[Extracted data entries]

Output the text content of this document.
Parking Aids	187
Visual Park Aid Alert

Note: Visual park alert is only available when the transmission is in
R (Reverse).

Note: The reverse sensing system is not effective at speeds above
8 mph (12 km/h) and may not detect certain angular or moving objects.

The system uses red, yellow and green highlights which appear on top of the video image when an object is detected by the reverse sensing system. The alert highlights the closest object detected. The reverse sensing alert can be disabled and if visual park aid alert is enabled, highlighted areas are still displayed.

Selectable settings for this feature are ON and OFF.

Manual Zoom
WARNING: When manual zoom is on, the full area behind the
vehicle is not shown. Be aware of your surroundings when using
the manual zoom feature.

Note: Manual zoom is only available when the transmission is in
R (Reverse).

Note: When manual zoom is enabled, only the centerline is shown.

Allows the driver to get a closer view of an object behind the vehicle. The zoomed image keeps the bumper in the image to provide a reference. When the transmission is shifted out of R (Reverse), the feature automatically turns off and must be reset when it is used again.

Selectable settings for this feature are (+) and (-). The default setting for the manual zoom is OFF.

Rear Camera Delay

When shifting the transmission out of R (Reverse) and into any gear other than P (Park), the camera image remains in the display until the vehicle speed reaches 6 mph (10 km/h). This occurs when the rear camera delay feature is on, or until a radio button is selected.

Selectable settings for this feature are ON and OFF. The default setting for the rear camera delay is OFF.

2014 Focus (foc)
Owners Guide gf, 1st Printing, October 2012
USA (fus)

> Instructions to follow: Copy each line containing the word "shown" from the data.

> Task output:
vehicle is not shown. Be aware of your surroundings when using
Note: When manual zoom is enabled, only the centerline is shown.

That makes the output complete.